* **Problem to work on**: From the listing below, pull each line that includes "кубанского".

Stored entries:
········
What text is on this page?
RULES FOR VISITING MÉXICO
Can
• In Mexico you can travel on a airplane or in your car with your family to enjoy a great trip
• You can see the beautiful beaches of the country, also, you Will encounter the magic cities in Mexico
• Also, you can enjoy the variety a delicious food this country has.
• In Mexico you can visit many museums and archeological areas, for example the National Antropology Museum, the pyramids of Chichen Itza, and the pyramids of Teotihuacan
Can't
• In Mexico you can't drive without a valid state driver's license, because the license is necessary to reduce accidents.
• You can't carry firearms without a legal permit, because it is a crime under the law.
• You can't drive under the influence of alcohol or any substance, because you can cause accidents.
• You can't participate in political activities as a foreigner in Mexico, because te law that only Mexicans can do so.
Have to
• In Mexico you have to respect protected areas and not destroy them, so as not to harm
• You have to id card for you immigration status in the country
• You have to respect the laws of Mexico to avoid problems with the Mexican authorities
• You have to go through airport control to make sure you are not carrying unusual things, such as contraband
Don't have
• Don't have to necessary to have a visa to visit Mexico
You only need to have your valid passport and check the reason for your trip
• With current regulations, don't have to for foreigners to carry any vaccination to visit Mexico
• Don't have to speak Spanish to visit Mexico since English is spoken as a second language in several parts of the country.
········
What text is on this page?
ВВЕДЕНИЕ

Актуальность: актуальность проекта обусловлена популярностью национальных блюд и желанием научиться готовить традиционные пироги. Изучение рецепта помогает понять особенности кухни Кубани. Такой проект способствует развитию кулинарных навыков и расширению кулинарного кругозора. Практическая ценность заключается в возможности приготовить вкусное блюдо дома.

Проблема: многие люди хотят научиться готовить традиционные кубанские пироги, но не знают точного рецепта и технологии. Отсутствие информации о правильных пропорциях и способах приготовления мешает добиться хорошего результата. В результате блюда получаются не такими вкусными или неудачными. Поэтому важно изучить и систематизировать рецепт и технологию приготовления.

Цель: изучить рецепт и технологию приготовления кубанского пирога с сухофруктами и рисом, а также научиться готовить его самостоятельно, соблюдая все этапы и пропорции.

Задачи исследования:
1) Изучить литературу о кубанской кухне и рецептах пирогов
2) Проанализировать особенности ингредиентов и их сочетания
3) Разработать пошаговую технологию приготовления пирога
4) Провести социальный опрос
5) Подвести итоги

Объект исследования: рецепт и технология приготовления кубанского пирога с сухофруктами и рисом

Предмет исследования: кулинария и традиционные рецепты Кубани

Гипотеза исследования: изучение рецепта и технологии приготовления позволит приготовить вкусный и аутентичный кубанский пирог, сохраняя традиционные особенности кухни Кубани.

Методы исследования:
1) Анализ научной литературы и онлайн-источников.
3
········
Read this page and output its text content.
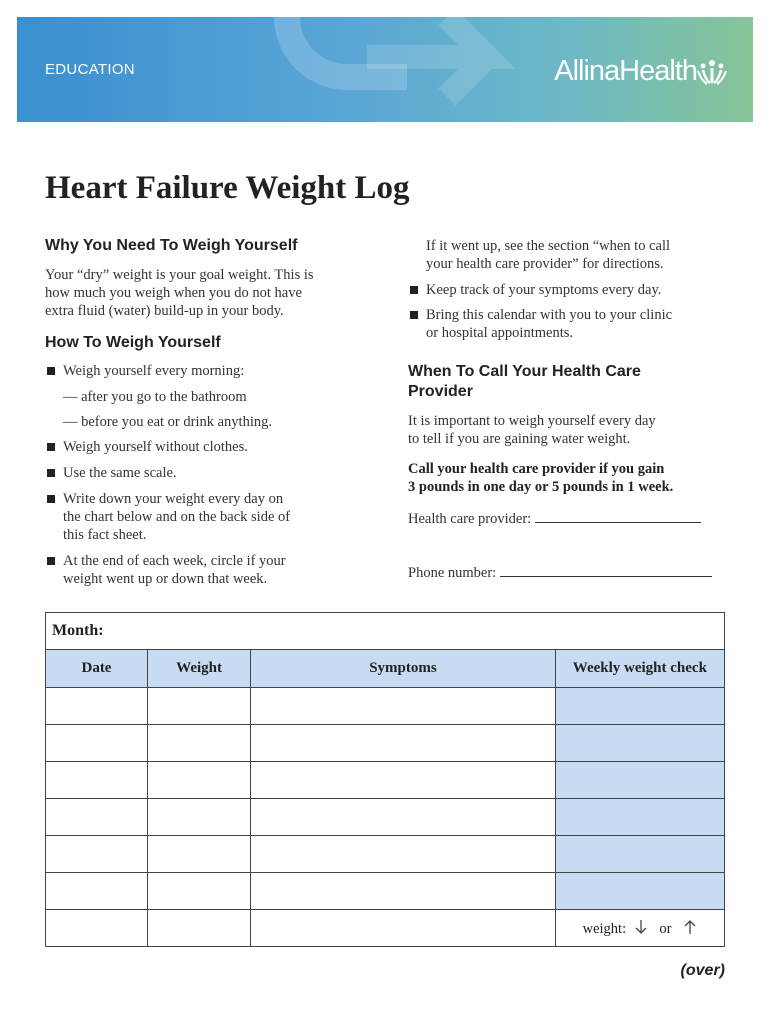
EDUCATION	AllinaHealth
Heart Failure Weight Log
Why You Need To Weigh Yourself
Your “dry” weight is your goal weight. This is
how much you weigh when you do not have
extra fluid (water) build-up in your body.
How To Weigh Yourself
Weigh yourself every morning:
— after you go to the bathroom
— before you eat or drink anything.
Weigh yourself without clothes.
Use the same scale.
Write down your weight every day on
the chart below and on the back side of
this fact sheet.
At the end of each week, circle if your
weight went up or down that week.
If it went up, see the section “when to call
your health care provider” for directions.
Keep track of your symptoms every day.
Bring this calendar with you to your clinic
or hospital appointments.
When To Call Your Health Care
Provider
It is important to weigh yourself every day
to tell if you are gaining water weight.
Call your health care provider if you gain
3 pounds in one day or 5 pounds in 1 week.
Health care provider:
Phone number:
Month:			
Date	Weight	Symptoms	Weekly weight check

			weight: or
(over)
········
* **Problem solution**:
Цель: изучить рецепт и технологию приготовления кубанского пирога с сухофруктами и рисом, а также научиться готовить его самостоятельно, соблюдая все этапы и пропорции.
Объект исследования: рецепт и технология приготовления кубанского пирога с сухофруктами и рисом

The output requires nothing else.